Exercise materials »
>> START

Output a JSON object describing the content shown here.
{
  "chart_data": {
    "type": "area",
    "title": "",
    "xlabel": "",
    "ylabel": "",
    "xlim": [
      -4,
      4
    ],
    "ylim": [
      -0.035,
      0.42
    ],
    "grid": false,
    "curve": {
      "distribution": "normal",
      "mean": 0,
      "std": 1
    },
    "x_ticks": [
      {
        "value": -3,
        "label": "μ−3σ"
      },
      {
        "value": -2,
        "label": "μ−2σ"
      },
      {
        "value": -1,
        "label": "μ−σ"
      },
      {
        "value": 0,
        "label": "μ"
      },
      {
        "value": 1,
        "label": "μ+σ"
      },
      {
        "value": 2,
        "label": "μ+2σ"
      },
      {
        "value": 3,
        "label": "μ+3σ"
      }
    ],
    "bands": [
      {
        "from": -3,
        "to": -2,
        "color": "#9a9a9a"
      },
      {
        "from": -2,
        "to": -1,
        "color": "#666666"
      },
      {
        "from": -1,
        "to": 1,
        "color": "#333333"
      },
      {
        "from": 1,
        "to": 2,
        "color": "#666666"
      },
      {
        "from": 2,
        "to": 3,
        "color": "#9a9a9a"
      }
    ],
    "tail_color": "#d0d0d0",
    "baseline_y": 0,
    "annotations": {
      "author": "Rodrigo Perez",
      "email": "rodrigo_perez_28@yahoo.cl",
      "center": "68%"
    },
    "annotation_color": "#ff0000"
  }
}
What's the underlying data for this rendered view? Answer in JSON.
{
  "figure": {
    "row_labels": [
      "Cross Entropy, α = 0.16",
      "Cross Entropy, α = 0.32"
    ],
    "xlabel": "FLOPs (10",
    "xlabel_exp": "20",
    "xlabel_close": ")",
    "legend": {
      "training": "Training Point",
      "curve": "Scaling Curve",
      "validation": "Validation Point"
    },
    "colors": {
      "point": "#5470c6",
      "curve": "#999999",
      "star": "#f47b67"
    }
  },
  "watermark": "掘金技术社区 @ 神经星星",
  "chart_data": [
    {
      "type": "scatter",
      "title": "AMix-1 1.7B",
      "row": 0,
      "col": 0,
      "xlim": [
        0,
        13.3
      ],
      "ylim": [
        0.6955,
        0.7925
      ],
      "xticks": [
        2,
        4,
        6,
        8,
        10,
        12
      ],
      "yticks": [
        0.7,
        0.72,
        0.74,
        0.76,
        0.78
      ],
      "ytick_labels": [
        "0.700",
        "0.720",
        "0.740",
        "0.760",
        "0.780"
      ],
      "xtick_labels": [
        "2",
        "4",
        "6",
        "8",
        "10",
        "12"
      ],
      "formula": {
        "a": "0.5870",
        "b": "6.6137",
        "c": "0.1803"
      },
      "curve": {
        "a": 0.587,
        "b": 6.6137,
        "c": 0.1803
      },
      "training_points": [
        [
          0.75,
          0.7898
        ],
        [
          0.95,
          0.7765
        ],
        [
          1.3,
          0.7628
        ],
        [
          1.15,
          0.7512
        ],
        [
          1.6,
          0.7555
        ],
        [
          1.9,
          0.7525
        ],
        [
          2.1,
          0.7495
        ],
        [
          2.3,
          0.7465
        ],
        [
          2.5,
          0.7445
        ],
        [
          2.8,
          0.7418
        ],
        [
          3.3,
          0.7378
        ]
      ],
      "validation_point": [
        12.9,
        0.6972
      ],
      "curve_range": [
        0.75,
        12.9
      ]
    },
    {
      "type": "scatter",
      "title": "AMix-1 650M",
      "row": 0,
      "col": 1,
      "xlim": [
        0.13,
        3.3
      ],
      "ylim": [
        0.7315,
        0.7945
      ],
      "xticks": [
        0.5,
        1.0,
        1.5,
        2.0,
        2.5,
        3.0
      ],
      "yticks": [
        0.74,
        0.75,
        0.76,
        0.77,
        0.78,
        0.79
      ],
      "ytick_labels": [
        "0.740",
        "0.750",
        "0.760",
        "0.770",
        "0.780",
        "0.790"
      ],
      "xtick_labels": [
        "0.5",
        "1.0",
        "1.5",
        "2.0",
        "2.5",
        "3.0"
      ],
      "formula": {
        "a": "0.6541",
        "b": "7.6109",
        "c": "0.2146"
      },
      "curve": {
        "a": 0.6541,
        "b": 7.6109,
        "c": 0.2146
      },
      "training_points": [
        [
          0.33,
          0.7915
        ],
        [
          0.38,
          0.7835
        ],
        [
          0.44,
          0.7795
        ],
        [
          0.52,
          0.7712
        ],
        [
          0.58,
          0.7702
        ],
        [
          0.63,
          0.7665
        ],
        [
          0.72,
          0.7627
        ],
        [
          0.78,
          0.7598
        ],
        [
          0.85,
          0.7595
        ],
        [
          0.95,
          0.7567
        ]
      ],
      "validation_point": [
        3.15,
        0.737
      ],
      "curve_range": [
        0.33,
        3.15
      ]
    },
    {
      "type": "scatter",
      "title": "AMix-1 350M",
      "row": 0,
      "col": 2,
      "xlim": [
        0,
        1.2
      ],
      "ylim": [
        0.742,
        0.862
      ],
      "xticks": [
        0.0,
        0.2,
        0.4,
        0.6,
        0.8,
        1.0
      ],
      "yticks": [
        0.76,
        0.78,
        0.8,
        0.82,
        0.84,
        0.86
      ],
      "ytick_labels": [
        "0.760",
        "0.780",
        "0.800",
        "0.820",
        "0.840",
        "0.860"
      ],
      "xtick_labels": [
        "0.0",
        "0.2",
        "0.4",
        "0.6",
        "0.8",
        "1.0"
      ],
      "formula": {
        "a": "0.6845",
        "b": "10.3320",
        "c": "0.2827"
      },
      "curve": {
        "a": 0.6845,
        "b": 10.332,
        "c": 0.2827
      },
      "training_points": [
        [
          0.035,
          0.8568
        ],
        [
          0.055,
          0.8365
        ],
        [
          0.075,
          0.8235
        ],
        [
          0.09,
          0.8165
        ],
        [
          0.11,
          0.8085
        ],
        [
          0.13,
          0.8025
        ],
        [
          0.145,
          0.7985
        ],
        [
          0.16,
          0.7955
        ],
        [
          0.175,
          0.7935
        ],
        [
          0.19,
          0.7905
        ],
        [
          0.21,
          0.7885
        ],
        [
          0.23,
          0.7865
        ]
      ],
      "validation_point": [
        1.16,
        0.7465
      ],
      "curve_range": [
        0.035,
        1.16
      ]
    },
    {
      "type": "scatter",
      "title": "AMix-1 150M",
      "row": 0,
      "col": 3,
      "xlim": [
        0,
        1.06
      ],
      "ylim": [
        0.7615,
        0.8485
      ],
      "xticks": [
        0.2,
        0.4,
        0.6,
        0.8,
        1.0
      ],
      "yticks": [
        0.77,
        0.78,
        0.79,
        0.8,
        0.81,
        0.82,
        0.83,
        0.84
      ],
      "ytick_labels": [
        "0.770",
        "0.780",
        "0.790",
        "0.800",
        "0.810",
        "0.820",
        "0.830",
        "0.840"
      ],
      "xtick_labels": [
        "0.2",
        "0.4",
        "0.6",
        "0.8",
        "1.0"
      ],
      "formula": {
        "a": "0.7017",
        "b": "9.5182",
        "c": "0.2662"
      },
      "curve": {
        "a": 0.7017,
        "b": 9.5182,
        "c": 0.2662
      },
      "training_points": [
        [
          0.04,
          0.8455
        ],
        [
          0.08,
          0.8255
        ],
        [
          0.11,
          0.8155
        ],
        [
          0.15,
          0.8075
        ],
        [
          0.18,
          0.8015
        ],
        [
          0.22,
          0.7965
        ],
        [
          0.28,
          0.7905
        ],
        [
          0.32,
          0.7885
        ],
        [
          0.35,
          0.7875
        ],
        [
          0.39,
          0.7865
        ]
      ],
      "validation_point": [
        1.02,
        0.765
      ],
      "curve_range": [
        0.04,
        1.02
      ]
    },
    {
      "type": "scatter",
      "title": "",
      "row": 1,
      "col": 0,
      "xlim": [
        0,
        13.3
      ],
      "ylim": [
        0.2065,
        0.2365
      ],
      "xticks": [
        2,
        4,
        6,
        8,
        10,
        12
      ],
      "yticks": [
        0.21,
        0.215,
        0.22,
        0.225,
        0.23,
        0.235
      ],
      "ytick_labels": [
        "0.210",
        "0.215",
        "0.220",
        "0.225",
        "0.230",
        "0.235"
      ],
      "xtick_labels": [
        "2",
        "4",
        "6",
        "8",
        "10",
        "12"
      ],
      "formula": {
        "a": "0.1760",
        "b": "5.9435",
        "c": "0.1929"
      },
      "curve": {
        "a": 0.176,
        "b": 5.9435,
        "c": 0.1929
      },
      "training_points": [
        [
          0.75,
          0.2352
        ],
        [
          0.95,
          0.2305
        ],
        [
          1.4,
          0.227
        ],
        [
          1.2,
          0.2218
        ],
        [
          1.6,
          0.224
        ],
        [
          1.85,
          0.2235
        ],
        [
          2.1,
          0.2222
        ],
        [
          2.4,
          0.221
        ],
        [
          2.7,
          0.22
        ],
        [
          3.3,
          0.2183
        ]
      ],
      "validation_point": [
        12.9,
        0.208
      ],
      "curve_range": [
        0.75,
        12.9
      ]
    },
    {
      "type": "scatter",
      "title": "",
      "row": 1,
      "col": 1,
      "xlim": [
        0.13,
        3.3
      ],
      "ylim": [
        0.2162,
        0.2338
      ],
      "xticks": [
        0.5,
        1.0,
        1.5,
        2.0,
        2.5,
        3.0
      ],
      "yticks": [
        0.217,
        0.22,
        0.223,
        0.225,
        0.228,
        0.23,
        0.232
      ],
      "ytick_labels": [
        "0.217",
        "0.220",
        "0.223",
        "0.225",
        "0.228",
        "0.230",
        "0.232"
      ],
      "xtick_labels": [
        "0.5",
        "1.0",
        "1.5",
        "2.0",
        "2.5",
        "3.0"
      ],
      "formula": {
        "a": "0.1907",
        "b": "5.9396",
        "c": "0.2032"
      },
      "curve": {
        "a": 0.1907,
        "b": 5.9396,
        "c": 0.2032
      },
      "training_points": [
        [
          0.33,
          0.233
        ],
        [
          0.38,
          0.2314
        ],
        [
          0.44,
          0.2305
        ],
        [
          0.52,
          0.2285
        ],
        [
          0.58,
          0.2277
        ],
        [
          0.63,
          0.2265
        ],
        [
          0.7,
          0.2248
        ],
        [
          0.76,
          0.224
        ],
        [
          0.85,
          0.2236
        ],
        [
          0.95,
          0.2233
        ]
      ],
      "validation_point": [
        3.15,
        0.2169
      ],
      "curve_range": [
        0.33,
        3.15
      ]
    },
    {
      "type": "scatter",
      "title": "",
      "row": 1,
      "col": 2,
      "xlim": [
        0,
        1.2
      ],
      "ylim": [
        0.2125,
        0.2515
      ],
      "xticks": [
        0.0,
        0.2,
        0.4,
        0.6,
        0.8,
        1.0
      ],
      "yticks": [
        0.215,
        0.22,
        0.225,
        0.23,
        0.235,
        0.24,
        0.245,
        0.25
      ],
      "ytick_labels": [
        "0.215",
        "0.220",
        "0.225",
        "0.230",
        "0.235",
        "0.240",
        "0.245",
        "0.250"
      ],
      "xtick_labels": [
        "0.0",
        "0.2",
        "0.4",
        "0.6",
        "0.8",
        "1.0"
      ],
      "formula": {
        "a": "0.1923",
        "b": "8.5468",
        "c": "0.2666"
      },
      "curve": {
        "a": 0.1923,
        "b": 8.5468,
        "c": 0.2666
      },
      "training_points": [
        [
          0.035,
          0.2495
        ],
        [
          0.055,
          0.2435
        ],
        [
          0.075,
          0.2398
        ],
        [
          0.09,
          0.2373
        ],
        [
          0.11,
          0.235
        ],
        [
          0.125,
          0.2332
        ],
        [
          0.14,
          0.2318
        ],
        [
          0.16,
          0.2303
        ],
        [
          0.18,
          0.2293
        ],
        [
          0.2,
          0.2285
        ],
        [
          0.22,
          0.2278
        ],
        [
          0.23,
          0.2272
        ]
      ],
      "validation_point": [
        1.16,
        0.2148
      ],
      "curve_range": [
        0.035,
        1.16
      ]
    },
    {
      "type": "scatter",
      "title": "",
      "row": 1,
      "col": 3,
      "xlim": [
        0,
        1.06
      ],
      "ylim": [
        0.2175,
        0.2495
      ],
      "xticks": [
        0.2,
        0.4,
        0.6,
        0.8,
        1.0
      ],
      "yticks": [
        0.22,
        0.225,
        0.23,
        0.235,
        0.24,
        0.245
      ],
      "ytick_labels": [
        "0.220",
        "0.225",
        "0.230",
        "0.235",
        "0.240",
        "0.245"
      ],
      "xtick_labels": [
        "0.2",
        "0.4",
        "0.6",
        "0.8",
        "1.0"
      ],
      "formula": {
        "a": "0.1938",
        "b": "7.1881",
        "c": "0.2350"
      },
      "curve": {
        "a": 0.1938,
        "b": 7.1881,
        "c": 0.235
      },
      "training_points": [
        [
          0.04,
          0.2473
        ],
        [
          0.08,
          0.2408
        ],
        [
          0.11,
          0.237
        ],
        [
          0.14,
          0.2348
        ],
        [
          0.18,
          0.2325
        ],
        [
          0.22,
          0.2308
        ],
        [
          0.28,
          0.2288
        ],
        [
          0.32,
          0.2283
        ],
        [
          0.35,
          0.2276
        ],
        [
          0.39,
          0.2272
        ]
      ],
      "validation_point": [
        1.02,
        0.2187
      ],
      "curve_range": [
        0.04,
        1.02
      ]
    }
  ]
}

>> END

Task prompt »
Out of the material above, select every line that holds the string "JSON".

Worked solution »
Output a JSON object describing the content shown here.
What's the underlying data for this rendered view? Answer in JSON.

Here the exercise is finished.